(課題の指示) 以下の文書抜粋について、「中島梓さんの『ガン病棟ピータ」から「意識とはさようならをしたい。」までのすべてを一字一句変えずに出力してください。

(文書抜粋)
* * *

中島梓さんの『ガン病棟ピーターラビット』を読んだ。遺作の『再発』と比べてこちらの方がずっといい。『再発』は乳がんの17年くらい後にすい臓がんにかかるときの話だが、『ピーターラビット』はいい意味で悟っていて、力が抜けている。書き下ろされた、ですます調のやわらかい文体のせいもあるだろう。『再発』は「だ」調の個人メモのような文体だったから、読みにくかった。
「大きな病気の既往歴」はないかと聞かれて「17年前に乳がんを」と答えた中島さんに対して、医者はあざ笑うように答える。

「乳ガン、あーあんなもの、手術じゃないから。あの程度のもんは大きいとはいえないから、悪いけど。今回の手術と一緒にしないでね。...乳ガンなんか、2週間くらいで治っちゃうんだから、いまは」

乳ガンは病気じゃないらしい。たしかに初期なら手術すればそれで終わりだし、体の外側にある器官なのでなんの影響もないし。「それなりに死線をくぐったつもり」(中島さん)だったり、世間の視線を内面化して「たいへんな病気をしたかわいそうな私」だと思い込んだりすることがばからしくなる。それでも乳ガンの細胞が体内に残っていて、いつ再発するかわからないのだから――とはいうものの、毎日誰でも5000個くらいいろいろながん細胞が体内に誕生しているわけだから、こんなことでびくびくするのもばからしい。というかこのような考え方そのものが病気を引き起こすような気がする。
確かに最近はホルモン剤を飲む以外に生活はまったく乳ガンと関係なく、どんな意識で生きたらいいのか戸惑うことがある。年齢的に仕事だけは次々に忙しくなるので、そのときに「ガンの通院加療中なのでちょっと」と断ることもできれば、「はいはい」と引き受けることもできる(同僚が私の病気を社内中にばらしてくれたおかげでみんなが病名を知っている)。いやな仕事は前者で、楽しい仕事は後者で答えてきたが、そろそろ病気の逃げ口上を使うのは卑怯な気がしてきたところだった。そろそろガン患者だっていう意識とはさようならをしたい。
ただし、いや、だからこそ、別の意味で健康には気をつけなくてはと思っている。中村司さんの表現を借りると、人生を生と死という二つの極をもつ直線として考えると、ガンというのは確実に死に向かっている現象を言うのだ。自分にはわからない細胞レベルの偶然の変異なのではなくて、むしろ自分の気持ちや考え方が体を死の極に向かわせていたような気がしてならない。だからすべてを生の極に向けたい。そんなことを考える。

* * *

コレクションから保存された項目:
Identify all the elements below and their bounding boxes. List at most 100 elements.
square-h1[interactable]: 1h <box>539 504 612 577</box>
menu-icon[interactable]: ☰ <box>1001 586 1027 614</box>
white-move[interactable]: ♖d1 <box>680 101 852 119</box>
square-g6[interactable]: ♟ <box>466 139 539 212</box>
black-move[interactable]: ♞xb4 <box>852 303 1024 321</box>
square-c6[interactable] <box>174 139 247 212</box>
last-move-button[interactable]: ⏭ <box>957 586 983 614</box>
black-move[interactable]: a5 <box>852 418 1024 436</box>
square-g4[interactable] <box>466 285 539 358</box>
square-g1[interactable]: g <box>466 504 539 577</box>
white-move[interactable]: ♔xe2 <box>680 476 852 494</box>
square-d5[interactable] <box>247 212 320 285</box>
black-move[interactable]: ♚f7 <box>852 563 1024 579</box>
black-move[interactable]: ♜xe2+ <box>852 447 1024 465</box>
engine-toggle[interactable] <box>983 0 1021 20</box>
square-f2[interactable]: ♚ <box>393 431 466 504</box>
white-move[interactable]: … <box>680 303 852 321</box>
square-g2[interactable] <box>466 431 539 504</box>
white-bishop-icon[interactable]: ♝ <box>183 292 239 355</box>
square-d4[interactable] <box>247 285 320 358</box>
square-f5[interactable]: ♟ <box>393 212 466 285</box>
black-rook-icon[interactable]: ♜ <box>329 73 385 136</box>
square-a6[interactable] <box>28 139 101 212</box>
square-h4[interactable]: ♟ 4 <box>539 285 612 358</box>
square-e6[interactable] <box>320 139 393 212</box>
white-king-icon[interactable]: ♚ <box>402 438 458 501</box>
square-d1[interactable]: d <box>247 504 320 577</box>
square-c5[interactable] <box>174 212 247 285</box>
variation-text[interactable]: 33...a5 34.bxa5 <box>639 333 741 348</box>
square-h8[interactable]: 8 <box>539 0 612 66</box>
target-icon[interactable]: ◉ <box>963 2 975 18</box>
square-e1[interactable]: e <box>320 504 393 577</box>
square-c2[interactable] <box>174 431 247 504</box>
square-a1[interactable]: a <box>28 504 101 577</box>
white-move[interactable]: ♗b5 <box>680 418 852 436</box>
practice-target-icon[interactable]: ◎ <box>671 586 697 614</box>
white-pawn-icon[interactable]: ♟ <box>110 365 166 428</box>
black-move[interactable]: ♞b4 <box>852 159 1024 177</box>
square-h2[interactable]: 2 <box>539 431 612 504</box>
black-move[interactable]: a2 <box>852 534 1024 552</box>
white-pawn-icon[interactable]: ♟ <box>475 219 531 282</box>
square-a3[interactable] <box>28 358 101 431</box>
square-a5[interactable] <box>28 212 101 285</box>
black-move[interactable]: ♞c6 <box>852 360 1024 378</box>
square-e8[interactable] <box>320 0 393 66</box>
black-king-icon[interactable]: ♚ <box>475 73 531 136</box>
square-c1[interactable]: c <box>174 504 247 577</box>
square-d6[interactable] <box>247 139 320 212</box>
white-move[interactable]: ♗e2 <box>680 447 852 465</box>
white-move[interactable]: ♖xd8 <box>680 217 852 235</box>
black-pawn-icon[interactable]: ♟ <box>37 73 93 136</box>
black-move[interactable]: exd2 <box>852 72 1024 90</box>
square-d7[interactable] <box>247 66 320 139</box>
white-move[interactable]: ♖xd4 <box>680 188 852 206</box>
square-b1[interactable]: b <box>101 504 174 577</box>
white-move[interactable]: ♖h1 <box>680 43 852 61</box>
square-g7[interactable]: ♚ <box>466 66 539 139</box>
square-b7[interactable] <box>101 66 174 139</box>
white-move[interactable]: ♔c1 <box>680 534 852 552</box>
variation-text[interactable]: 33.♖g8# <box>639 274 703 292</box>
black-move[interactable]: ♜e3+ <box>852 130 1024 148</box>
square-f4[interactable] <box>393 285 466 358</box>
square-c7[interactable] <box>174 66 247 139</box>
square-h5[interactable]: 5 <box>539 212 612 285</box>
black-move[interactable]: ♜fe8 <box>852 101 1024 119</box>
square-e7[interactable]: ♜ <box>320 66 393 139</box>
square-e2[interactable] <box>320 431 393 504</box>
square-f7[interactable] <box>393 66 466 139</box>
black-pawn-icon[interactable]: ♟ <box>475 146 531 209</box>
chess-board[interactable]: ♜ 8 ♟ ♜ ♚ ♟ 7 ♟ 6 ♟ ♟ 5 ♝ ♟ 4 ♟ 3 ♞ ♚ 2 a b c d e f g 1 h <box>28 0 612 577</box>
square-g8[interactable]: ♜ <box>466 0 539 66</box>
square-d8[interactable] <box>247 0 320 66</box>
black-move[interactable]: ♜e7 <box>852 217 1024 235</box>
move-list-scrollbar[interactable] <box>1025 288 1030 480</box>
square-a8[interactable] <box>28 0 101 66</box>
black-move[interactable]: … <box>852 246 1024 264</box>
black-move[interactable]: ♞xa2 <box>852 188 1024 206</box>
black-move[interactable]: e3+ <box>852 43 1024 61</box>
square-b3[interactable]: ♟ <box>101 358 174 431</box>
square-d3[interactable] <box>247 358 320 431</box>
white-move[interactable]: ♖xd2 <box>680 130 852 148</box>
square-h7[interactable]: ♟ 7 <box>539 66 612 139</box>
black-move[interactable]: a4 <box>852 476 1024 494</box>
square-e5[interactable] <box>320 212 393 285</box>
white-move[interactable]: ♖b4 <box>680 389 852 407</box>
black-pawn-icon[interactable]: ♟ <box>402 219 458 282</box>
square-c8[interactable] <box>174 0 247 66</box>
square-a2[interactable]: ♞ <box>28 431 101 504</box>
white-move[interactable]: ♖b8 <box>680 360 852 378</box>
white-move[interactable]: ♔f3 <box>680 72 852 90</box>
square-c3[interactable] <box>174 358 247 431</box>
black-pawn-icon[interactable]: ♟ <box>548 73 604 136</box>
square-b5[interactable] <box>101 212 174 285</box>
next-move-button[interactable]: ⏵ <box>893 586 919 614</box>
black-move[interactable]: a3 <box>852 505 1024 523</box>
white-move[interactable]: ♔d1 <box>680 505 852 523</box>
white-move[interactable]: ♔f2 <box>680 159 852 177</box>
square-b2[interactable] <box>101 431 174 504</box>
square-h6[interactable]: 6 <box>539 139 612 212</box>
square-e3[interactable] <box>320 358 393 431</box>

* * *

(課題の出力)
中島梓さんの『ガン病棟ピーターラビット』を読んだ。遺作の『再発』と比べてこちらの方がずっといい。『再発』は乳がんの17年くらい後にすい臓がんにかかるときの話だが、『ピーターラビット』はいい意味で悟っていて、力が抜けている。書き下ろされた、ですます調のやわらかい文体のせいもあるだろう。『再発』は「だ」調の個人メモのような文体だったから、読みにくかった。
「大きな病気の既往歴」はないかと聞かれて「17年前に乳がんを」と答えた中島さんに対して、医者はあざ笑うように答える。

「乳ガン、あーあんなもの、手術じゃないから。あの程度のもんは大きいとはいえないから、悪いけど。今回の手術と一緒にしないでね。...乳ガンなんか、2週間くらいで治っちゃうんだから、いまは」

乳ガンは病気じゃないらしい。たしかに初期なら手術すればそれで終わりだし、体の外側にある器官なのでなんの影響もないし。「それなりに死線をくぐったつもり」(中島さん)だったり、世間の視線を内面化して「たいへんな病気をしたかわいそうな私」だと思い込んだりすることがばからしくなる。それでも乳ガンの細胞が体内に残っていて、いつ再発するかわからないのだから――とはいうものの、毎日誰でも5000個くらいいろいろながん細胞が体内に誕生しているわけだから、こんなことでびくびくするのもばからしい。というかこのような考え方そのものが病気を引き起こすような気がする。
確かに最近はホルモン剤を飲む以外に生活はまったく乳ガンと関係なく、どんな意識で生きたらいいのか戸惑うことがある。年齢的に仕事だけは次々に忙しくなるので、そのときに「ガンの通院加療中なのでちょっと」と断ることもできれば、「はいはい」と引き受けることもできる(同僚が私の病気を社内中にばらしてくれたおかげでみんなが病名を知っている)。いやな仕事は前者で、楽しい仕事は後者で答えてきたが、そろそろ病気の逃げ口上を使うのは卑怯な気がしてきたところだった。そろそろガン患者だっていう意識とはさようならをしたい。